▸ EXERCISE DIRECTIONS: Transcribe the listing exactly, leaving out every picture.

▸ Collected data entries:
[BEGIN]

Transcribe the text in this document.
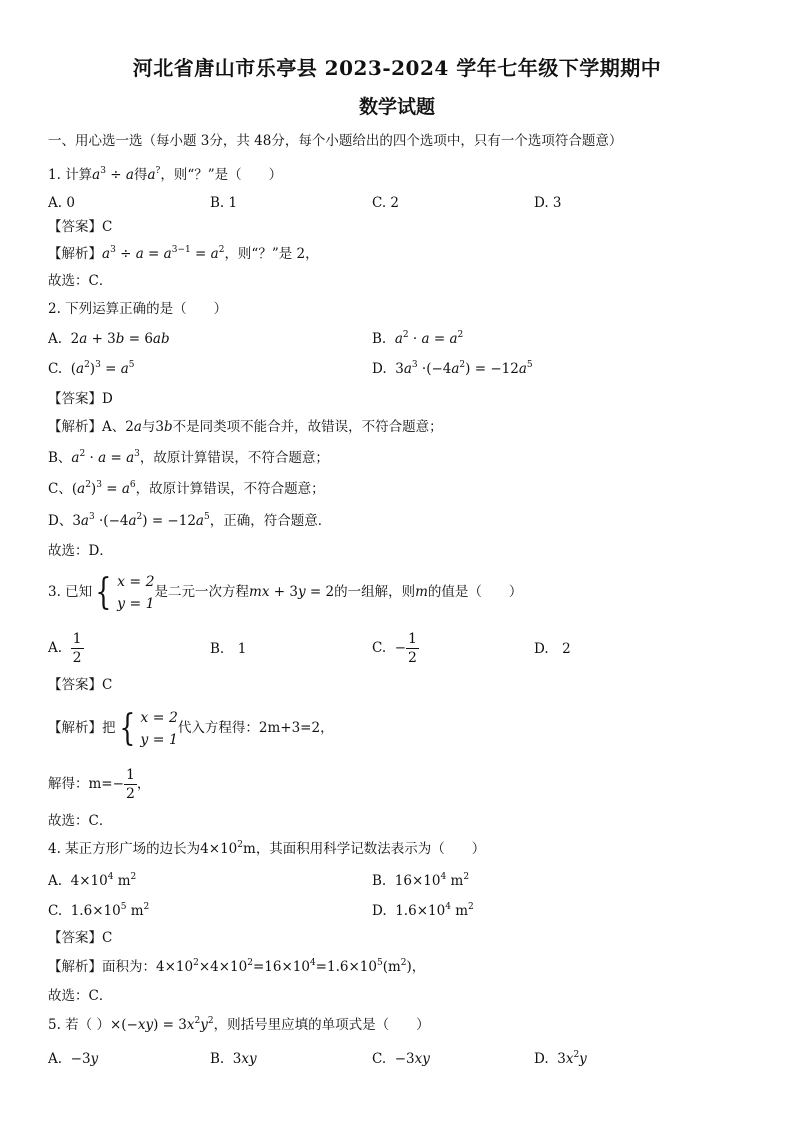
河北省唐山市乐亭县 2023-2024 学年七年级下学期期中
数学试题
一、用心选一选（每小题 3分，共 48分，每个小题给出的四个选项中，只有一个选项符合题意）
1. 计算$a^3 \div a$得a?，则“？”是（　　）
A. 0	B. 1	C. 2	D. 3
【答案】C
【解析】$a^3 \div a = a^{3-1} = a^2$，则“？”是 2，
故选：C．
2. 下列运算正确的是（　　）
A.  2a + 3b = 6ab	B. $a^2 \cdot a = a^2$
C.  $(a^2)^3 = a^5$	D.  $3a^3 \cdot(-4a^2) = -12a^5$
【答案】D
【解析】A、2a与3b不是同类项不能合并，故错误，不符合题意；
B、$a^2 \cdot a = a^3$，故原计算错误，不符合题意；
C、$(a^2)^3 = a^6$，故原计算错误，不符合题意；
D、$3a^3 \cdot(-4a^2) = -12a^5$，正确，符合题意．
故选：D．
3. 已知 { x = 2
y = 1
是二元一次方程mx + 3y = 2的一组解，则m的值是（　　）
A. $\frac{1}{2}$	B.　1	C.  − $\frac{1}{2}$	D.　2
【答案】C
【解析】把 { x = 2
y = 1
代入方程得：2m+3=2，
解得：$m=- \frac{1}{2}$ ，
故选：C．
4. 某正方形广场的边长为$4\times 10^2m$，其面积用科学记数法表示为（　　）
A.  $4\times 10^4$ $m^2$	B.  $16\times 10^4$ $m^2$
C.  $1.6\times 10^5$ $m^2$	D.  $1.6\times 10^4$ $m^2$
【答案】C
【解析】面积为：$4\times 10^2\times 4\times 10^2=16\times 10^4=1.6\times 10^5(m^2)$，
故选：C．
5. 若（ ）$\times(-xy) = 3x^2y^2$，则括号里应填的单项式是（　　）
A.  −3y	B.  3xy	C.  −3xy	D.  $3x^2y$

[END]

▸ RESULT OF THE TASK:
Transcribe the text in this document.
河北省唐山市乐亭县 2023-2024 学年七年级下学期期中
数学试题
一、用心选一选（每小题 3分，共 48分，每个小题给出的四个选项中，只有一个选项符合题意）
1. 计算$a^3 \div a$得a?，则“？”是（　　）
A. 0	B. 1	C. 2	D. 3
【答案】C
【解析】$a^3 \div a = a^{3-1} = a^2$，则“？”是 2，
故选：C．
2. 下列运算正确的是（　　）
A.  2a + 3b = 6ab	B. $a^2 \cdot a = a^2$
C.  $(a^2)^3 = a^5$	D.  $3a^3 \cdot(-4a^2) = -12a^5$
【答案】D
【解析】A、2a与3b不是同类项不能合并，故错误，不符合题意；
B、$a^2 \cdot a = a^3$，故原计算错误，不符合题意；
C、$(a^2)^3 = a^6$，故原计算错误，不符合题意；
D、$3a^3 \cdot(-4a^2) = -12a^5$，正确，符合题意．
故选：D．
3. 已知 { x = 2
y = 1
是二元一次方程mx + 3y = 2的一组解，则m的值是（　　）
A. $\frac{1}{2}$	B.　1	C.  − $\frac{1}{2}$	D.　2
【答案】C
【解析】把 { x = 2
y = 1
代入方程得：2m+3=2，
解得：$m=- \frac{1}{2}$ ，
故选：C．
4. 某正方形广场的边长为$4\times 10^2m$，其面积用科学记数法表示为（　　）
A.  $4\times 10^4$ $m^2$	B.  $16\times 10^4$ $m^2$
C.  $1.6\times 10^5$ $m^2$	D.  $1.6\times 10^4$ $m^2$
【答案】C
【解析】面积为：$4\times 10^2\times 4\times 10^2=16\times 10^4=1.6\times 10^5(m^2)$，
故选：C．
5. 若（ ）$\times(-xy) = 3x^2y^2$，则括号里应填的单项式是（　　）
A.  −3y	B.  3xy	C.  −3xy	D.  $3x^2y$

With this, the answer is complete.